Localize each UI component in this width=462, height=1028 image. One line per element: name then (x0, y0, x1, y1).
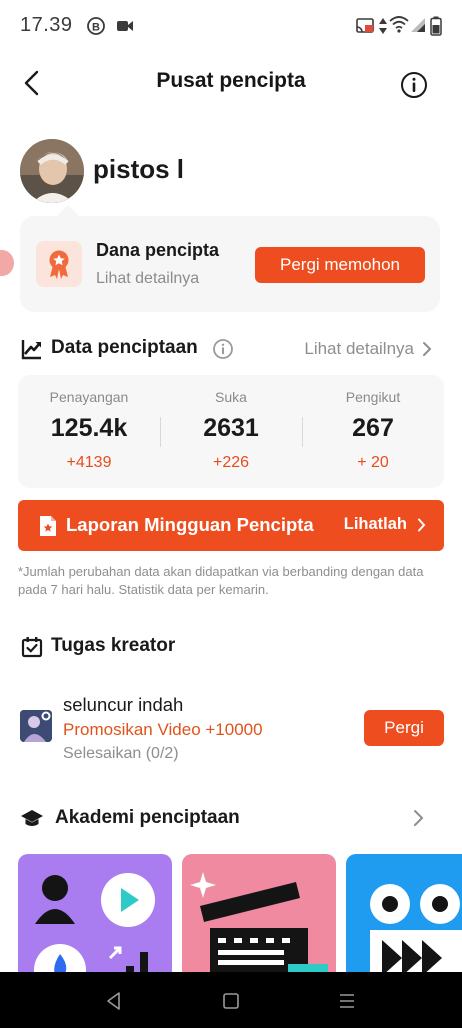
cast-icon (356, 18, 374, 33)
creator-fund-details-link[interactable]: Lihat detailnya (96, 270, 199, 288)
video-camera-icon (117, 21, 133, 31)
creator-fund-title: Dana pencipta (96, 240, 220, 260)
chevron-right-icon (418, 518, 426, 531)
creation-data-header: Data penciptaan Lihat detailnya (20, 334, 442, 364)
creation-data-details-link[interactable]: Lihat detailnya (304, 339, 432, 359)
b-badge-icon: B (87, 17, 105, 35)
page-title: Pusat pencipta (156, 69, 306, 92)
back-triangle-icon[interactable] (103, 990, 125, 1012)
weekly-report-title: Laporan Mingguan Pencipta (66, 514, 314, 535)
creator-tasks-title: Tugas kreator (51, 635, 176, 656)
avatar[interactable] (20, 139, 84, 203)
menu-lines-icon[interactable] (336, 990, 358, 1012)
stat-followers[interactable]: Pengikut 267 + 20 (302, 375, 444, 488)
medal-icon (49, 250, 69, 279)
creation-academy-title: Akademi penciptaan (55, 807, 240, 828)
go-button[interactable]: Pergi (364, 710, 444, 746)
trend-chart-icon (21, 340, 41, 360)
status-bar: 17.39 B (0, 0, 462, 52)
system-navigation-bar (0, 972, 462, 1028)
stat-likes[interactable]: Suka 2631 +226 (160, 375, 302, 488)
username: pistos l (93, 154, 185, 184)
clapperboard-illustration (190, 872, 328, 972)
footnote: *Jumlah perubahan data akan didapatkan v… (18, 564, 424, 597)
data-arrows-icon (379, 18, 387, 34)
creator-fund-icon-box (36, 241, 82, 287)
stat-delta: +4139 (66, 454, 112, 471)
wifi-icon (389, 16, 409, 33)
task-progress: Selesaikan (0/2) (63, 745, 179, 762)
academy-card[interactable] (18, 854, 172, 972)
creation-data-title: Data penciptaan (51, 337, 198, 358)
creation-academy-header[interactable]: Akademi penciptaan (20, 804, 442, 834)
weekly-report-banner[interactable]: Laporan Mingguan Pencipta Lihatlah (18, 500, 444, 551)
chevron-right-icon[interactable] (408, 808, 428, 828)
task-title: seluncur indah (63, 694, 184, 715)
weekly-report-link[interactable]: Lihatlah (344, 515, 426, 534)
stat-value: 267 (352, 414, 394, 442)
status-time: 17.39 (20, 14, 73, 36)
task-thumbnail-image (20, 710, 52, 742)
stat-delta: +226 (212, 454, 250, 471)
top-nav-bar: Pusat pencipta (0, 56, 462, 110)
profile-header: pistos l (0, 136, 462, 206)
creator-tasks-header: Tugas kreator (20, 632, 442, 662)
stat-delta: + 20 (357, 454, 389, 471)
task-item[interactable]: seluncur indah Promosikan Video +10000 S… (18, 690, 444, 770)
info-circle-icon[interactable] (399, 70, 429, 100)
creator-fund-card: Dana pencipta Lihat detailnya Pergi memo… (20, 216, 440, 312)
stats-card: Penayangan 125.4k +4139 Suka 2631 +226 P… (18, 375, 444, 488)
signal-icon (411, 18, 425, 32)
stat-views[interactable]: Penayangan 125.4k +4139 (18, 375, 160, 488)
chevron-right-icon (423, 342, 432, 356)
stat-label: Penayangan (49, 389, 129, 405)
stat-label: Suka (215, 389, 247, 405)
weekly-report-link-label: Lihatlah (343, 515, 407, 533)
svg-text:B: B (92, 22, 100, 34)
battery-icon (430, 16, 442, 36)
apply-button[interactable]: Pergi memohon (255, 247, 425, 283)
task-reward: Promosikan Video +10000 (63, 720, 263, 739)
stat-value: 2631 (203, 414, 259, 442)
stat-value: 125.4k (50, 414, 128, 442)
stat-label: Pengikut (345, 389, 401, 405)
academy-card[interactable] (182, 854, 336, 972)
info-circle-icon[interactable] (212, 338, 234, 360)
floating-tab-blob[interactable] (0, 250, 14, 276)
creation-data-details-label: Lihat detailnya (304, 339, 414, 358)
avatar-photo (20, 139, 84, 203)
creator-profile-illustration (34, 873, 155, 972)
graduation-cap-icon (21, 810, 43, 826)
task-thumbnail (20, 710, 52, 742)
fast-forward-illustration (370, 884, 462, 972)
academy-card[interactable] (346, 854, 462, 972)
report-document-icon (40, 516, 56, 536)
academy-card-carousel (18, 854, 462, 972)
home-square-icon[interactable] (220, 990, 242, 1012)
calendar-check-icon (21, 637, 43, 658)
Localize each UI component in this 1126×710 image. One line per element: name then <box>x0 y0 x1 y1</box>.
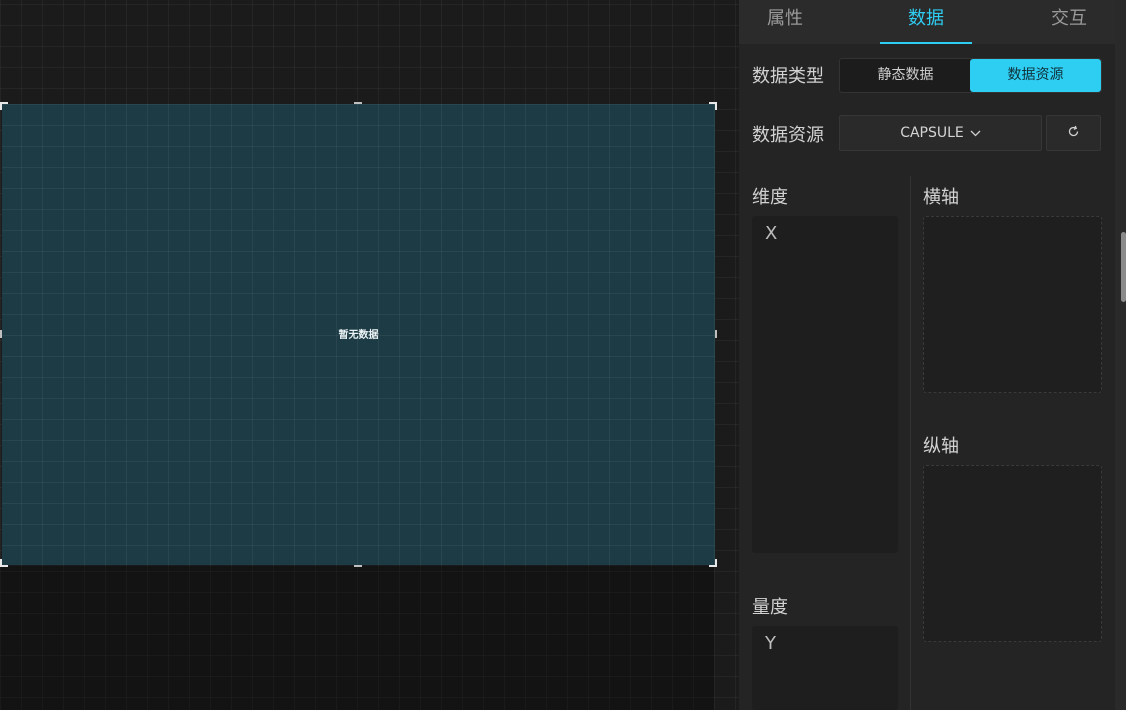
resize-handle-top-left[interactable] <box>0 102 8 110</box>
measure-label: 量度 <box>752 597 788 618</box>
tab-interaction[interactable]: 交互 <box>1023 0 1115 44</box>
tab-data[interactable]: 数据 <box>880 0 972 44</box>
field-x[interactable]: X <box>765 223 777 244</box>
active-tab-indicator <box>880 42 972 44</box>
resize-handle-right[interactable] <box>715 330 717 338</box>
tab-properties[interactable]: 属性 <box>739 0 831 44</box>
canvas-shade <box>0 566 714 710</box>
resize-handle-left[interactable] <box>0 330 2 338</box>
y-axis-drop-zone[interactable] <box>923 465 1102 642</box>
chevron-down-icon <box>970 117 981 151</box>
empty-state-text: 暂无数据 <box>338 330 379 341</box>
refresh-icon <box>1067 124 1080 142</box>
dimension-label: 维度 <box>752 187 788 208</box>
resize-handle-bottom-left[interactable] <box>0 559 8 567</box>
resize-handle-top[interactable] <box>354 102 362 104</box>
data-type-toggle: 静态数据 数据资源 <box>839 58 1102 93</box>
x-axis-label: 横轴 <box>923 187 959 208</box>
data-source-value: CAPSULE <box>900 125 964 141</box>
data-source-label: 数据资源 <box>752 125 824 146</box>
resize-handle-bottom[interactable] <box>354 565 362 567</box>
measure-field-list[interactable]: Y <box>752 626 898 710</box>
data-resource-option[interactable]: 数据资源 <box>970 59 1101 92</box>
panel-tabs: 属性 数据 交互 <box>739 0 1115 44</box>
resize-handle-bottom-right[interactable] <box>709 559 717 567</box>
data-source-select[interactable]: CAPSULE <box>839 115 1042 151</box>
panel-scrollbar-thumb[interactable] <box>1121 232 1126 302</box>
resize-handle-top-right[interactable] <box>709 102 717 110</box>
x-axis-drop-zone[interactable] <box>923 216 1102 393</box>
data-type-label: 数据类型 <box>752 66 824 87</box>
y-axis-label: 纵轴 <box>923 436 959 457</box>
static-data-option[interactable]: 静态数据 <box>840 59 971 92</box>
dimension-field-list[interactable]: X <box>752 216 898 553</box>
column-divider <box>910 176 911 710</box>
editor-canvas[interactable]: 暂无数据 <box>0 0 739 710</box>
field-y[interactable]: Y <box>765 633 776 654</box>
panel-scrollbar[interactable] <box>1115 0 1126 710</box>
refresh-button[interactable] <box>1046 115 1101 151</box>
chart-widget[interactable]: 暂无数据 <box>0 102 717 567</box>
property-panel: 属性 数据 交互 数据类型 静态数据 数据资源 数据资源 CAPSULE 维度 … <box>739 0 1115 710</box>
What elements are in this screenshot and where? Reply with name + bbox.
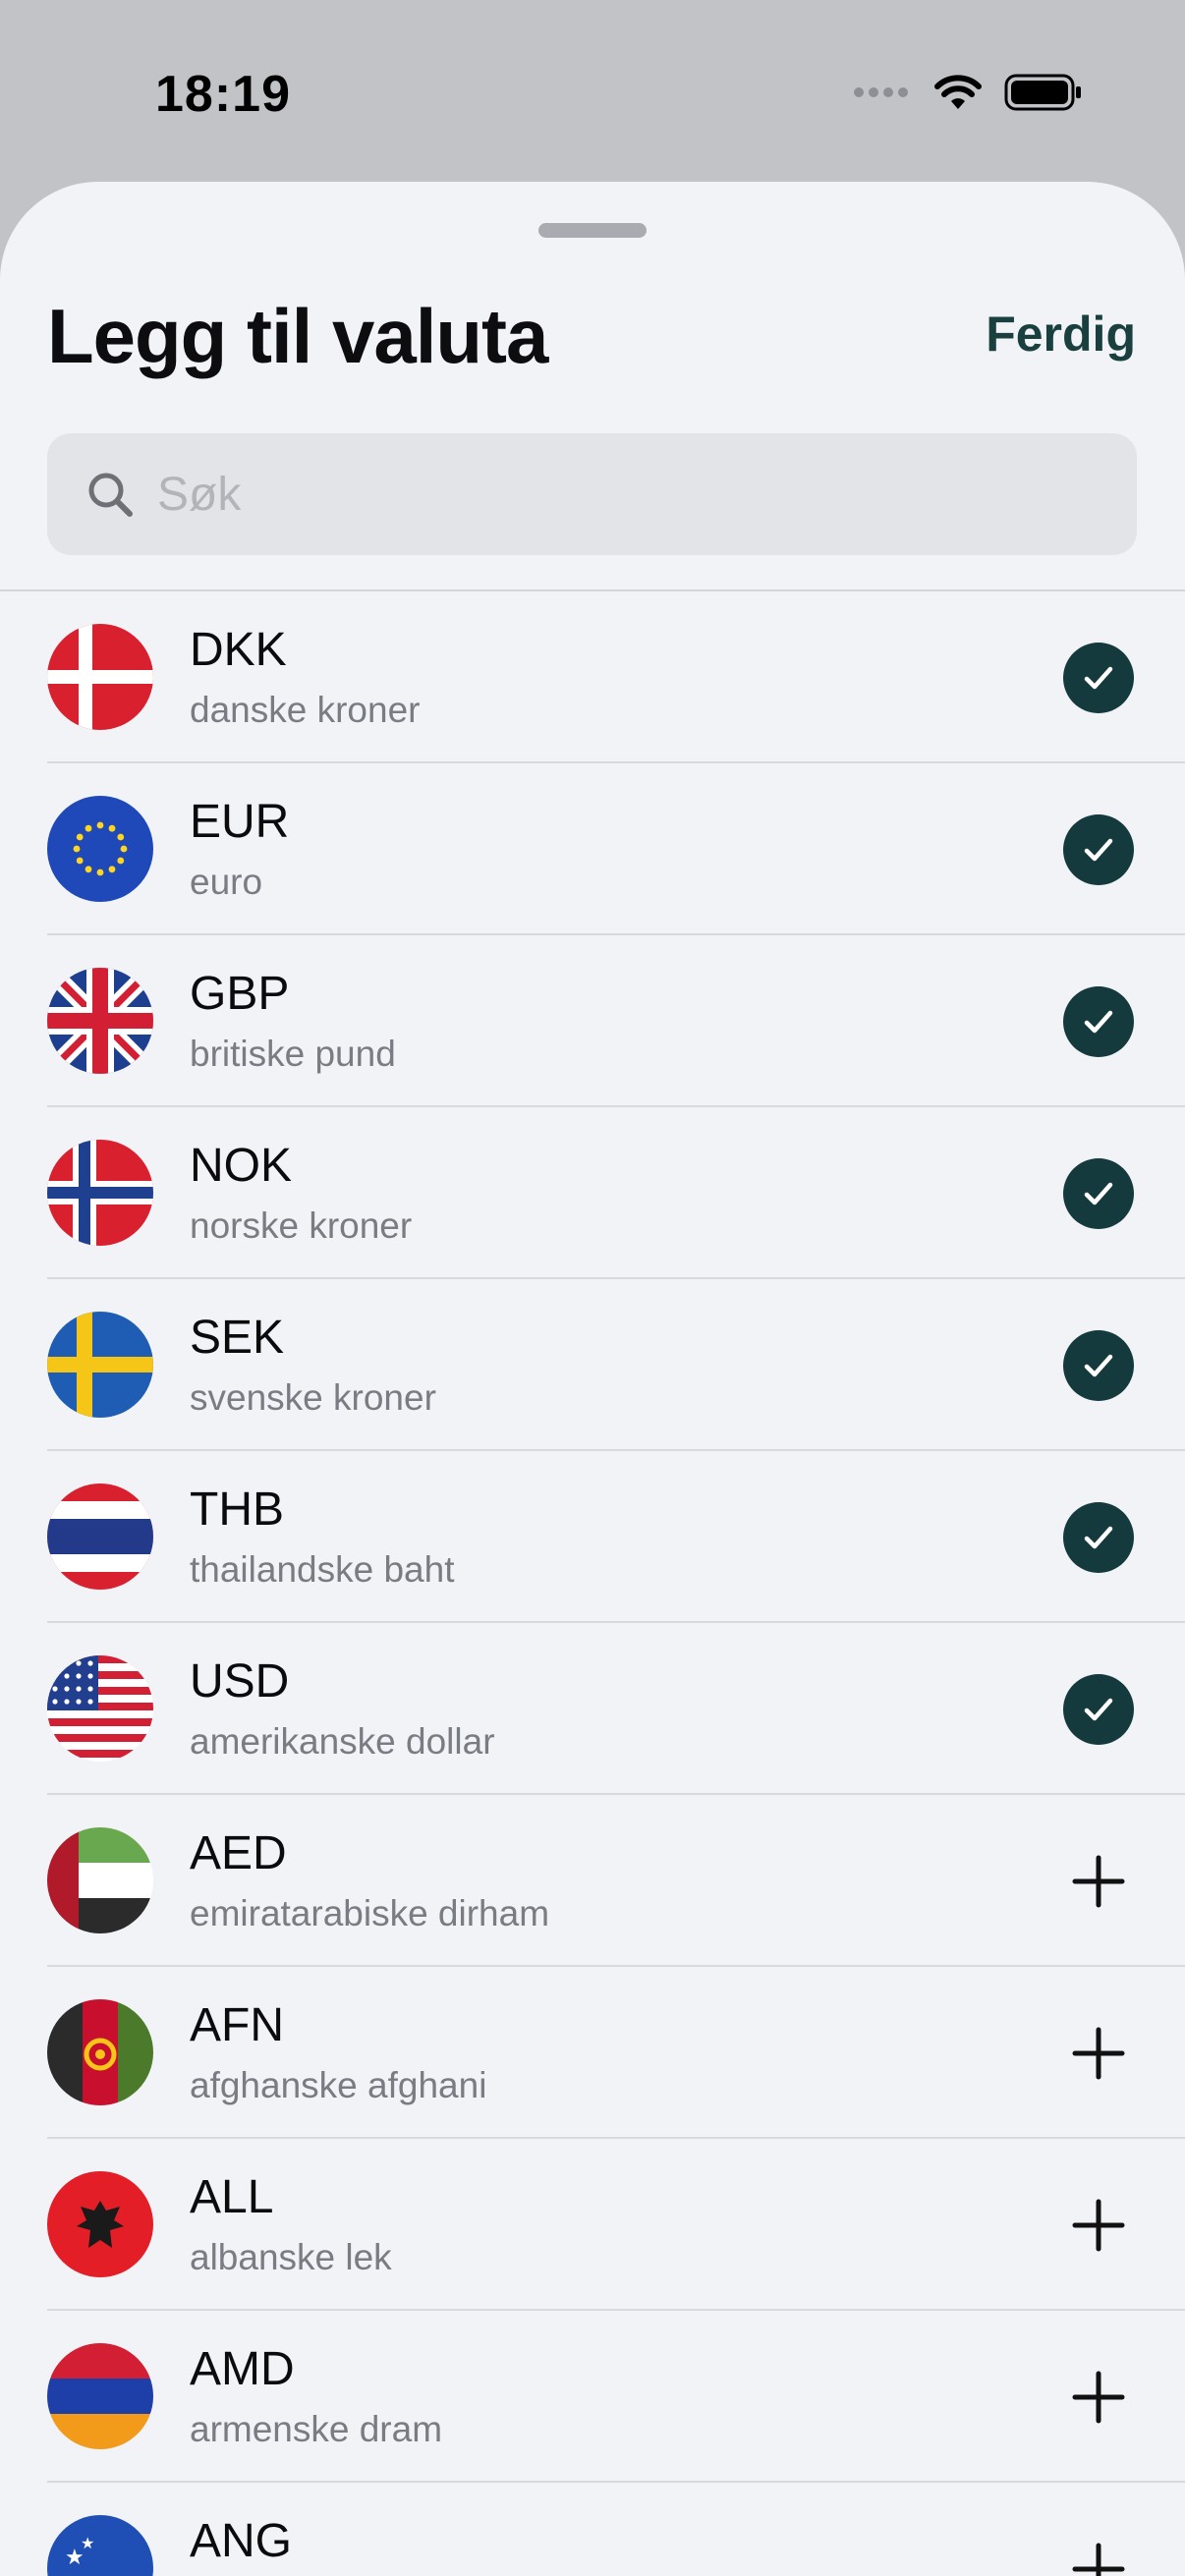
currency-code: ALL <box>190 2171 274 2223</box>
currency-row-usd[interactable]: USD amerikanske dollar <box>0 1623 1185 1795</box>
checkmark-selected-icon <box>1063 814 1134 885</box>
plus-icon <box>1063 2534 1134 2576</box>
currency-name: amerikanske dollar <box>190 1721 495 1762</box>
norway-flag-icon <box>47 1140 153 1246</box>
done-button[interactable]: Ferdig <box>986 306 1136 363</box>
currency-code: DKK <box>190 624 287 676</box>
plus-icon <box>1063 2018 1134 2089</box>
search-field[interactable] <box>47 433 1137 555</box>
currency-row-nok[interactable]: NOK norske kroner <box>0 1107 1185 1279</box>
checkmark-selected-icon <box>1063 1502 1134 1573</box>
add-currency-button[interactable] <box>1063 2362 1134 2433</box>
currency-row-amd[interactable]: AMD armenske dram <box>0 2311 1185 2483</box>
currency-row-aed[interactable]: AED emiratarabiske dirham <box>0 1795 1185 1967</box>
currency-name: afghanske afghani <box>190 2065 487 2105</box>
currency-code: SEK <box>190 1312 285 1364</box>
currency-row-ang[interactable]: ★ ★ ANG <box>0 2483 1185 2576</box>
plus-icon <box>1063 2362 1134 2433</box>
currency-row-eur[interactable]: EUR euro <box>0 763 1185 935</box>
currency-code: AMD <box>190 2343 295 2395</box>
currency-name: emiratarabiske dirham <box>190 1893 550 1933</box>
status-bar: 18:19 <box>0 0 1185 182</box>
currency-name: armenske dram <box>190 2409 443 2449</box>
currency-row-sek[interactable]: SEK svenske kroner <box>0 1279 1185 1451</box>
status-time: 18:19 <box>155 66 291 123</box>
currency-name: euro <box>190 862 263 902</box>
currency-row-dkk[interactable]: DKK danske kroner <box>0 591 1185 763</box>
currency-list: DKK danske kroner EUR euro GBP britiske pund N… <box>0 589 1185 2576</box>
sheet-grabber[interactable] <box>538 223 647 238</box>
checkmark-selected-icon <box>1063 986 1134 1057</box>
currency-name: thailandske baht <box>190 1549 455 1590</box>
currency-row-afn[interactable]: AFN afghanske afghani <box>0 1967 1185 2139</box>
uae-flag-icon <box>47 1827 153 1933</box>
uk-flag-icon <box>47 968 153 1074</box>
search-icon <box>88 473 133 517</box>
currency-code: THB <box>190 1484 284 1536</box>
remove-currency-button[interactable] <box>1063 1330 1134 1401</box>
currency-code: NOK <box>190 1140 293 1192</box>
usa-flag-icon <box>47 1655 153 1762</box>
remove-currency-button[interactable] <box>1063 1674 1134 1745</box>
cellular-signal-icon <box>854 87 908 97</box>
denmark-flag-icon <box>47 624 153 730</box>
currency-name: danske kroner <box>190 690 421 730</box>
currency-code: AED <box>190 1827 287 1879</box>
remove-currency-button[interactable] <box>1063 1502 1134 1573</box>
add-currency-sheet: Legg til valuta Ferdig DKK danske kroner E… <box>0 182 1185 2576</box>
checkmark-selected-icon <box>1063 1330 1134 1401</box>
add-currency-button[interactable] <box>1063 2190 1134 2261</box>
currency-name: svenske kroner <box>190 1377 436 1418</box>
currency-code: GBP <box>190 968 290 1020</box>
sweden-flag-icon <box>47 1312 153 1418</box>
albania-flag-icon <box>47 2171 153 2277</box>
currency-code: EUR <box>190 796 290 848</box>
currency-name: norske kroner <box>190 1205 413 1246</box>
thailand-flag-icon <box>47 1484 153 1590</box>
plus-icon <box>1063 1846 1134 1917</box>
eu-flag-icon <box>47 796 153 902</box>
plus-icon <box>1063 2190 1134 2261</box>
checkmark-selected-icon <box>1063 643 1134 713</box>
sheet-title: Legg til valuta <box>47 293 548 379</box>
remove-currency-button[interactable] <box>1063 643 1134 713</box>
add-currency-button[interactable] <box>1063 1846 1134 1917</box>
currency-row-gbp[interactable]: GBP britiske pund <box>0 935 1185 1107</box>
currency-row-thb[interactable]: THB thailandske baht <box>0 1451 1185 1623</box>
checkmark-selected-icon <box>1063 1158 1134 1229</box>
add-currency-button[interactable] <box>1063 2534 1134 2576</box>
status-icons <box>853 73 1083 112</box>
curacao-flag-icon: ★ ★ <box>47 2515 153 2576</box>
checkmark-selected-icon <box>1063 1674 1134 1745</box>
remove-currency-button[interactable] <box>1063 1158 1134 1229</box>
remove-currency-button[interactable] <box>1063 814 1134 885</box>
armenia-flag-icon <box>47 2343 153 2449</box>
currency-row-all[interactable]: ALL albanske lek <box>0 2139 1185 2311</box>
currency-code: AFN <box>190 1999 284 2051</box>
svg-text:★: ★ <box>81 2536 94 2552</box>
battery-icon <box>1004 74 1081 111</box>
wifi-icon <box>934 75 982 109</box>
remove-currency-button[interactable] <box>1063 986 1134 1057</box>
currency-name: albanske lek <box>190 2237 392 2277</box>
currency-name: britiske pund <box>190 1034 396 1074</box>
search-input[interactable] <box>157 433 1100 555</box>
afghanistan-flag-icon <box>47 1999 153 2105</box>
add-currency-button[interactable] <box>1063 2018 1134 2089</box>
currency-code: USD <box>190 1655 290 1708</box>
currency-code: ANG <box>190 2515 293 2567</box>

### TASK GOAL
Swap "Ferdig" for "Fullført" in the records from the line containing "currency-code: ALL <box>190" down to the line containing "plus-icon <box>1063 2018 1134 2089</box>", and give those lines back with nothing else changed.

### FINISHED TASK
currency-code: ALL <box>190 2171 274 2223</box>
currency-row-usd[interactable]: USD amerikanske dollar <box>0 1623 1185 1795</box>
checkmark-selected-icon <box>1063 814 1134 885</box>
plus-icon <box>1063 2534 1134 2576</box>
currency-name: amerikanske dollar <box>190 1721 495 1762</box>
norway-flag-icon <box>47 1140 153 1246</box>
done-button[interactable]: Fullført <box>986 306 1136 363</box>
currency-code: DKK <box>190 624 287 676</box>
plus-icon <box>1063 2018 1134 2089</box>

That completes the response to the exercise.